→ **EXERCISE DIRECTIONS**: Repeat the records below exactly, leaving out any pictures.

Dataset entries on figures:
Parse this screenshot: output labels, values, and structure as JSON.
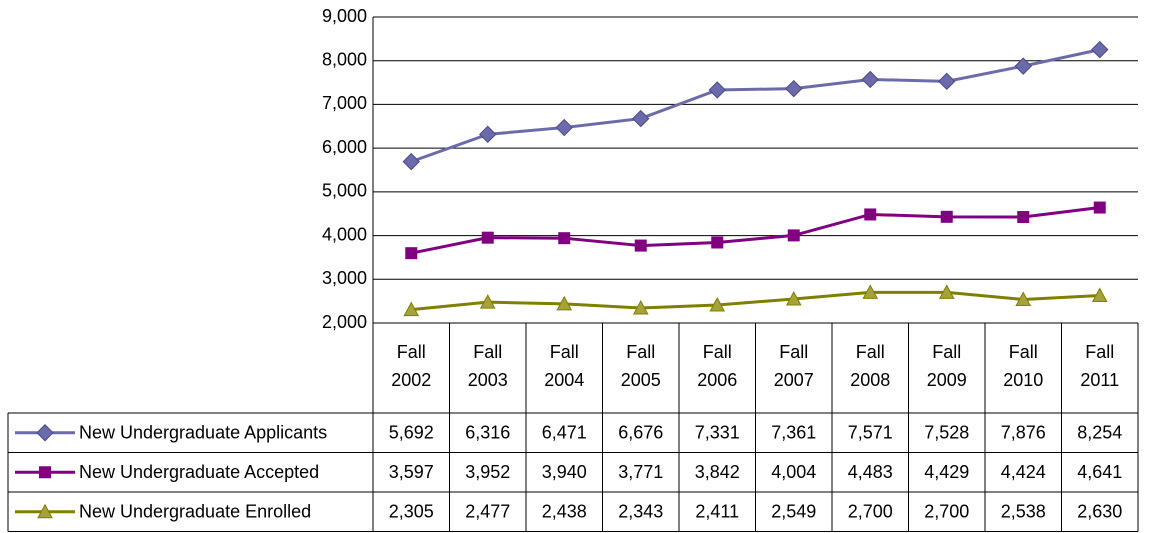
{
  "chart_data": {
    "type": "line",
    "categories": [
      "Fall 2002",
      "Fall 2003",
      "Fall 2004",
      "Fall 2005",
      "Fall 2006",
      "Fall 2007",
      "Fall 2008",
      "Fall 2009",
      "Fall 2010",
      "Fall 2011"
    ],
    "series": [
      {
        "name": "New Undergraduate Applicants",
        "color": "#6b6bab",
        "marker": "diamond",
        "values": [
          5692,
          6316,
          6471,
          6676,
          7331,
          7361,
          7571,
          7528,
          7876,
          8254
        ],
        "value_labels": [
          "5,692",
          "6,316",
          "6,471",
          "6,676",
          "7,331",
          "7,361",
          "7,571",
          "7,528",
          "7,876",
          "8,254"
        ]
      },
      {
        "name": "New Undergraduate Accepted",
        "color": "#800080",
        "marker": "square",
        "values": [
          3597,
          3952,
          3940,
          3771,
          3842,
          4004,
          4483,
          4429,
          4424,
          4641
        ],
        "value_labels": [
          "3,597",
          "3,952",
          "3,940",
          "3,771",
          "3,842",
          "4,004",
          "4,483",
          "4,429",
          "4,424",
          "4,641"
        ]
      },
      {
        "name": "New Undergraduate Enrolled",
        "color": "#808000",
        "marker": "triangle",
        "values": [
          2305,
          2477,
          2438,
          2343,
          2411,
          2549,
          2700,
          2700,
          2538,
          2630
        ],
        "value_labels": [
          "2,305",
          "2,477",
          "2,438",
          "2,343",
          "2,411",
          "2,549",
          "2,700",
          "2,700",
          "2,538",
          "2,630"
        ]
      }
    ],
    "ylim": [
      2000,
      9000
    ],
    "yticks": [
      {
        "value": 2000,
        "label": "2,000"
      },
      {
        "value": 3000,
        "label": "3,000"
      },
      {
        "value": 4000,
        "label": "4,000"
      },
      {
        "value": 5000,
        "label": "5,000"
      },
      {
        "value": 6000,
        "label": "6,000"
      },
      {
        "value": 7000,
        "label": "7,000"
      },
      {
        "value": 8000,
        "label": "8,000"
      },
      {
        "value": 9000,
        "label": "9,000"
      }
    ],
    "grid": true,
    "data_table": true
  }
}
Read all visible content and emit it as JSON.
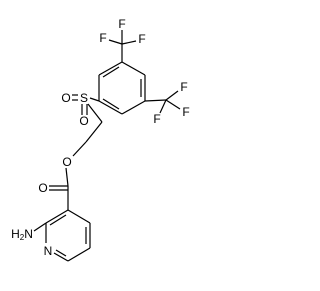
{
  "atoms": {
    "f_top_1": "F",
    "f_top_2": "F",
    "f_top_3": "F",
    "f_right_1": "F",
    "f_right_2": "F",
    "f_right_3": "F",
    "sulfur": "S",
    "o_sulfonyl_1": "O",
    "o_sulfonyl_2": "O",
    "o_ester": "O",
    "o_carbonyl": "O",
    "amine": {
      "h": "H",
      "sub": "2",
      "n": "N"
    },
    "n_ring": "N"
  }
}
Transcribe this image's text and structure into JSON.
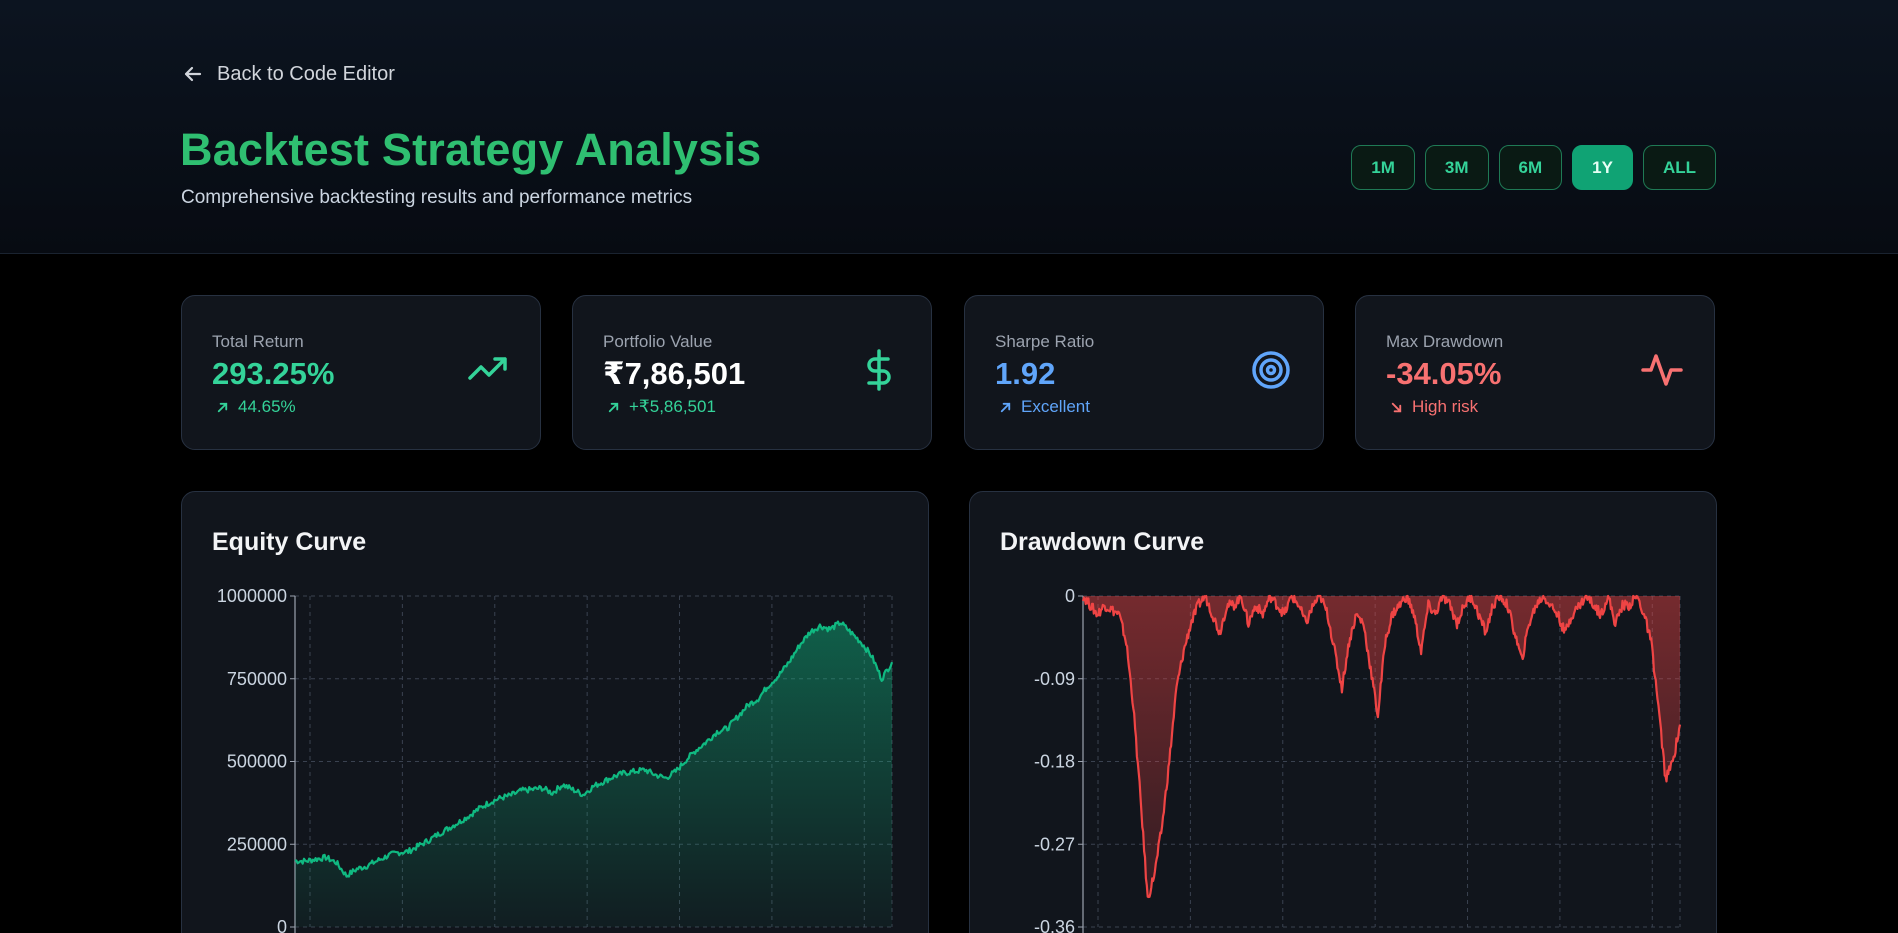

→ **REPLY**:
Parse this screenshot: output labels, values, and structure as JSON.
{
  "chart_data": {
    "type": "line",
    "categories": [
      "Fall 2002",
      "Fall 2003",
      "Fall 2004",
      "Fall 2005",
      "Fall 2006",
      "Fall 2007",
      "Fall 2008",
      "Fall 2009",
      "Fall 2010",
      "Fall 2011"
    ],
    "series": [
      {
        "name": "New Undergraduate Applicants",
        "color": "#6b6bab",
        "marker": "diamond",
        "values": [
          5692,
          6316,
          6471,
          6676,
          7331,
          7361,
          7571,
          7528,
          7876,
          8254
        ],
        "value_labels": [
          "5,692",
          "6,316",
          "6,471",
          "6,676",
          "7,331",
          "7,361",
          "7,571",
          "7,528",
          "7,876",
          "8,254"
        ]
      },
      {
        "name": "New Undergraduate Accepted",
        "color": "#800080",
        "marker": "square",
        "values": [
          3597,
          3952,
          3940,
          3771,
          3842,
          4004,
          4483,
          4429,
          4424,
          4641
        ],
        "value_labels": [
          "3,597",
          "3,952",
          "3,940",
          "3,771",
          "3,842",
          "4,004",
          "4,483",
          "4,429",
          "4,424",
          "4,641"
        ]
      },
      {
        "name": "New Undergraduate Enrolled",
        "color": "#808000",
        "marker": "triangle",
        "values": [
          2305,
          2477,
          2438,
          2343,
          2411,
          2549,
          2700,
          2700,
          2538,
          2630
        ],
        "value_labels": [
          "2,305",
          "2,477",
          "2,438",
          "2,343",
          "2,411",
          "2,549",
          "2,700",
          "2,700",
          "2,538",
          "2,630"
        ]
      }
    ],
    "ylim": [
      2000,
      9000
    ],
    "yticks": [
      {
        "value": 2000,
        "label": "2,000"
      },
      {
        "value": 3000,
        "label": "3,000"
      },
      {
        "value": 4000,
        "label": "4,000"
      },
      {
        "value": 5000,
        "label": "5,000"
      },
      {
        "value": 6000,
        "label": "6,000"
      },
      {
        "value": 7000,
        "label": "7,000"
      },
      {
        "value": 8000,
        "label": "8,000"
      },
      {
        "value": 9000,
        "label": "9,000"
      }
    ],
    "grid": true,
    "data_table": true
  }
}
Read all visible content and emit it as JSON.
{
  "atoms": {
    "f_top_1": "F",
    "f_top_2": "F",
    "f_top_3": "F",
    "f_right_1": "F",
    "f_right_2": "F",
    "f_right_3": "F",
    "sulfur": "S",
    "o_sulfonyl_1": "O",
    "o_sulfonyl_2": "O",
    "o_ester": "O",
    "o_carbonyl": "O",
    "amine": {
      "h": "H",
      "sub": "2",
      "n": "N"
    },
    "n_ring": "N"
  }
}
Transcribe this image's text and structure into JSON.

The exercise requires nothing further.